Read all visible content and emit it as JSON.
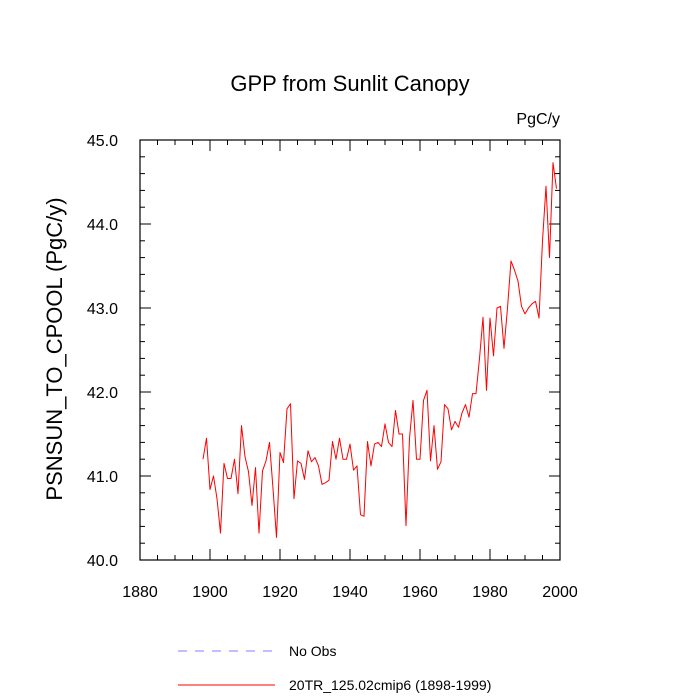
{
  "chart_data": {
    "type": "line",
    "title": "GPP from Sunlit Canopy",
    "units_label": "PgC/y",
    "ylabel": "PSNSUN_TO_CPOOL  (PgC/y)",
    "xlabel": "",
    "xlim": [
      1880,
      2000
    ],
    "ylim": [
      40.0,
      45.0
    ],
    "x_ticks": [
      1880,
      1900,
      1920,
      1940,
      1960,
      1980,
      2000
    ],
    "x_tick_labels": [
      "1880",
      "1900",
      "1920",
      "1940",
      "1960",
      "1980",
      "2000"
    ],
    "y_ticks": [
      40.0,
      41.0,
      42.0,
      43.0,
      44.0,
      45.0
    ],
    "y_tick_labels": [
      "40.0",
      "41.0",
      "42.0",
      "43.0",
      "44.0",
      "45.0"
    ],
    "grid": false,
    "legend_position": "bottom",
    "series": [
      {
        "name": "No Obs",
        "color": "#8080ff",
        "style": "dashed",
        "x": [],
        "values": []
      },
      {
        "name": "20TR_125.02cmip6 (1898-1999)",
        "color": "#ff0000",
        "style": "solid",
        "x": [
          1898,
          1899,
          1900,
          1901,
          1902,
          1903,
          1904,
          1905,
          1906,
          1907,
          1908,
          1909,
          1910,
          1911,
          1912,
          1913,
          1914,
          1915,
          1916,
          1917,
          1918,
          1919,
          1920,
          1921,
          1922,
          1923,
          1924,
          1925,
          1926,
          1927,
          1928,
          1929,
          1930,
          1931,
          1932,
          1933,
          1934,
          1935,
          1936,
          1937,
          1938,
          1939,
          1940,
          1941,
          1942,
          1943,
          1944,
          1945,
          1946,
          1947,
          1948,
          1949,
          1950,
          1951,
          1952,
          1953,
          1954,
          1955,
          1956,
          1957,
          1958,
          1959,
          1960,
          1961,
          1962,
          1963,
          1964,
          1965,
          1966,
          1967,
          1968,
          1969,
          1970,
          1971,
          1972,
          1973,
          1974,
          1975,
          1976,
          1977,
          1978,
          1979,
          1980,
          1981,
          1982,
          1983,
          1984,
          1985,
          1986,
          1987,
          1988,
          1989,
          1990,
          1991,
          1992,
          1993,
          1994,
          1995,
          1996,
          1997,
          1998,
          1999
        ],
        "values": [
          41.2,
          41.45,
          40.84,
          41.0,
          40.73,
          40.32,
          41.15,
          40.97,
          40.97,
          41.2,
          40.79,
          41.6,
          41.23,
          41.05,
          40.65,
          41.1,
          40.32,
          41.06,
          41.18,
          41.4,
          40.85,
          40.27,
          41.28,
          41.16,
          41.8,
          41.86,
          40.73,
          41.18,
          41.15,
          40.96,
          41.3,
          41.17,
          41.22,
          41.12,
          40.9,
          40.92,
          40.95,
          41.41,
          41.2,
          41.45,
          41.2,
          41.2,
          41.38,
          41.07,
          41.12,
          40.54,
          40.52,
          41.41,
          41.12,
          41.38,
          41.4,
          41.35,
          41.62,
          41.4,
          41.35,
          41.78,
          41.5,
          41.5,
          40.41,
          41.45,
          41.9,
          41.2,
          41.2,
          41.9,
          42.02,
          41.18,
          41.6,
          41.08,
          41.17,
          41.85,
          41.8,
          41.55,
          41.65,
          41.58,
          41.75,
          41.85,
          41.7,
          41.98,
          41.98,
          42.4,
          42.89,
          42.02,
          42.88,
          42.43,
          43.0,
          43.02,
          42.52,
          43.0,
          43.56,
          43.45,
          43.32,
          43.02,
          42.93,
          43.0,
          43.05,
          43.08,
          42.88,
          43.8,
          44.45,
          43.6,
          44.73,
          44.42
        ]
      }
    ]
  }
}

#####

■ Description of the task: Go through the records above, find every line with the word "name", and list those lines.

■ Correct response:
        "name": "No Obs",
        "name": "20TR_125.02cmip6 (1898-1999)",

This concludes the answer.